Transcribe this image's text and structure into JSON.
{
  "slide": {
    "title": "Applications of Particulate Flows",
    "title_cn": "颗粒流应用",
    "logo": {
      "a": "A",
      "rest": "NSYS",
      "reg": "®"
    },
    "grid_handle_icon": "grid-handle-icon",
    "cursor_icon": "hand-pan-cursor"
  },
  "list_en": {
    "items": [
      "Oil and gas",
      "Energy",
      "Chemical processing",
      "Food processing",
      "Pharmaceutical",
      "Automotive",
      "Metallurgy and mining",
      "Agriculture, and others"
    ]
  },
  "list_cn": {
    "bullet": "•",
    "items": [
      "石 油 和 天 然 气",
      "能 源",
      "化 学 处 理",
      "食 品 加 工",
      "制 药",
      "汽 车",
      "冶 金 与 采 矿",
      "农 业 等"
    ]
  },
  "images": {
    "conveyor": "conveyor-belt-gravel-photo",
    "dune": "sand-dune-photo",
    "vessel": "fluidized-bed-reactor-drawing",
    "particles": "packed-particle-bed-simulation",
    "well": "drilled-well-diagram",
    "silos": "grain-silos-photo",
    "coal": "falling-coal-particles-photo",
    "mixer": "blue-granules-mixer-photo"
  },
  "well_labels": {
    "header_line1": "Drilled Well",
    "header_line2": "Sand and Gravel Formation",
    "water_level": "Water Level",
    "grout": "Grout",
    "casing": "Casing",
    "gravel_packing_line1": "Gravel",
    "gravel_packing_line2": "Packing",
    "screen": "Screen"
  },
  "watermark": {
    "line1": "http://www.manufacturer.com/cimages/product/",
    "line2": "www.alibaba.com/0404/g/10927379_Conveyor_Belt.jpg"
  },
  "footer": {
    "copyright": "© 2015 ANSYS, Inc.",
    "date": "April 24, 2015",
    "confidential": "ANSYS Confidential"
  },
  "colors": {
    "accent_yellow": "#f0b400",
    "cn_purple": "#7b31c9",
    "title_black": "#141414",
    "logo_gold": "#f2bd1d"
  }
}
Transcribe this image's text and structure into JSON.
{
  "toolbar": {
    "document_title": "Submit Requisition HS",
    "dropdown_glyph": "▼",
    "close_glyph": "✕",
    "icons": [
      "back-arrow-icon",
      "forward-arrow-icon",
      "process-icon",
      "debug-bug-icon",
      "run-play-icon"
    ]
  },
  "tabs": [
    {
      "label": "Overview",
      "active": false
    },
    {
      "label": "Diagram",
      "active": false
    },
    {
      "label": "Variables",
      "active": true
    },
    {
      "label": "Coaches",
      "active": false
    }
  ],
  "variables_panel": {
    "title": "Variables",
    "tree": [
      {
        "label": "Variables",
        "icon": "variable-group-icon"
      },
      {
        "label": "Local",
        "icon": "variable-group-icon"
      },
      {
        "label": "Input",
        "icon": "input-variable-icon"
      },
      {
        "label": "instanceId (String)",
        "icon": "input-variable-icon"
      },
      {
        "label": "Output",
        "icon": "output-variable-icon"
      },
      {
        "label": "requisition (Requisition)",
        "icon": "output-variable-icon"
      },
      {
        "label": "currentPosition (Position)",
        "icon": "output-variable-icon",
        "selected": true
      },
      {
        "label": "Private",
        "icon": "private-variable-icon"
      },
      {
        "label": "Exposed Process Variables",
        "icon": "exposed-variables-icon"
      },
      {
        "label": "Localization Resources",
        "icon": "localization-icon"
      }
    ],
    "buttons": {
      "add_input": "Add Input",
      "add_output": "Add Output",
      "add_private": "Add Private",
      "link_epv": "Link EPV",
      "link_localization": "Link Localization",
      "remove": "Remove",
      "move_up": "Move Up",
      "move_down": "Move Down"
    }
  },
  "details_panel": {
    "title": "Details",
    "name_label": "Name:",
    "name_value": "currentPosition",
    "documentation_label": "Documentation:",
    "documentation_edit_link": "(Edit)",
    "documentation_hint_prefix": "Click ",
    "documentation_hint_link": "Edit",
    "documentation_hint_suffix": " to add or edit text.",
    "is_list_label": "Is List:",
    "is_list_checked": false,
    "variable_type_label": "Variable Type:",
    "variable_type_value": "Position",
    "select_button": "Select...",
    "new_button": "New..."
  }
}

:::

All of the data needs to be reproduced exactly, with no line missing.

Transcribe this image's text and structure into JSON.
{
  "slide": {
    "title": "Applications of Particulate Flows",
    "title_cn": "颗粒流应用",
    "logo": {
      "a": "A",
      "rest": "NSYS",
      "reg": "®"
    },
    "grid_handle_icon": "grid-handle-icon",
    "cursor_icon": "hand-pan-cursor"
  },
  "list_en": {
    "items": [
      "Oil and gas",
      "Energy",
      "Chemical processing",
      "Food processing",
      "Pharmaceutical",
      "Automotive",
      "Metallurgy and mining",
      "Agriculture, and others"
    ]
  },
  "list_cn": {
    "bullet": "•",
    "items": [
      "石 油 和 天 然 气",
      "能 源",
      "化 学 处 理",
      "食 品 加 工",
      "制 药",
      "汽 车",
      "冶 金 与 采 矿",
      "农 业 等"
    ]
  },
  "images": {
    "conveyor": "conveyor-belt-gravel-photo",
    "dune": "sand-dune-photo",
    "vessel": "fluidized-bed-reactor-drawing",
    "particles": "packed-particle-bed-simulation",
    "well": "drilled-well-diagram",
    "silos": "grain-silos-photo",
    "coal": "falling-coal-particles-photo",
    "mixer": "blue-granules-mixer-photo"
  },
  "well_labels": {
    "header_line1": "Drilled Well",
    "header_line2": "Sand and Gravel Formation",
    "water_level": "Water Level",
    "grout": "Grout",
    "casing": "Casing",
    "gravel_packing_line1": "Gravel",
    "gravel_packing_line2": "Packing",
    "screen": "Screen"
  },
  "watermark": {
    "line1": "http://www.manufacturer.com/cimages/product/",
    "line2": "www.alibaba.com/0404/g/10927379_Conveyor_Belt.jpg"
  },
  "footer": {
    "copyright": "© 2015 ANSYS, Inc.",
    "date": "April 24, 2015",
    "confidential": "ANSYS Confidential"
  },
  "colors": {
    "accent_yellow": "#f0b400",
    "cn_purple": "#7b31c9",
    "title_black": "#141414",
    "logo_gold": "#f2bd1d"
  }
}
Transcribe this image's text and structure into JSON.
{
  "toolbar": {
    "document_title": "Submit Requisition HS",
    "dropdown_glyph": "▼",
    "close_glyph": "✕",
    "icons": [
      "back-arrow-icon",
      "forward-arrow-icon",
      "process-icon",
      "debug-bug-icon",
      "run-play-icon"
    ]
  },
  "tabs": [
    {
      "label": "Overview",
      "active": false
    },
    {
      "label": "Diagram",
      "active": false
    },
    {
      "label": "Variables",
      "active": true
    },
    {
      "label": "Coaches",
      "active": false
    }
  ],
  "variables_panel": {
    "title": "Variables",
    "tree": [
      {
        "label": "Variables",
        "icon": "variable-group-icon"
      },
      {
        "label": "Local",
        "icon": "variable-group-icon"
      },
      {
        "label": "Input",
        "icon": "input-variable-icon"
      },
      {
        "label": "instanceId (String)",
        "icon": "input-variable-icon"
      },
      {
        "label": "Output",
        "icon": "output-variable-icon"
      },
      {
        "label": "requisition (Requisition)",
        "icon": "output-variable-icon"
      },
      {
        "label": "currentPosition (Position)",
        "icon": "output-variable-icon",
        "selected": true
      },
      {
        "label": "Private",
        "icon": "private-variable-icon"
      },
      {
        "label": "Exposed Process Variables",
        "icon": "exposed-variables-icon"
      },
      {
        "label": "Localization Resources",
        "icon": "localization-icon"
      }
    ],
    "buttons": {
      "add_input": "Add Input",
      "add_output": "Add Output",
      "add_private": "Add Private",
      "link_epv": "Link EPV",
      "link_localization": "Link Localization",
      "remove": "Remove",
      "move_up": "Move Up",
      "move_down": "Move Down"
    }
  },
  "details_panel": {
    "title": "Details",
    "name_label": "Name:",
    "name_value": "currentPosition",
    "documentation_label": "Documentation:",
    "documentation_edit_link": "(Edit)",
    "documentation_hint_prefix": "Click ",
    "documentation_hint_link": "Edit",
    "documentation_hint_suffix": " to add or edit text.",
    "is_list_label": "Is List:",
    "is_list_checked": false,
    "variable_type_label": "Variable Type:",
    "variable_type_value": "Position",
    "select_button": "Select...",
    "new_button": "New..."
  }
}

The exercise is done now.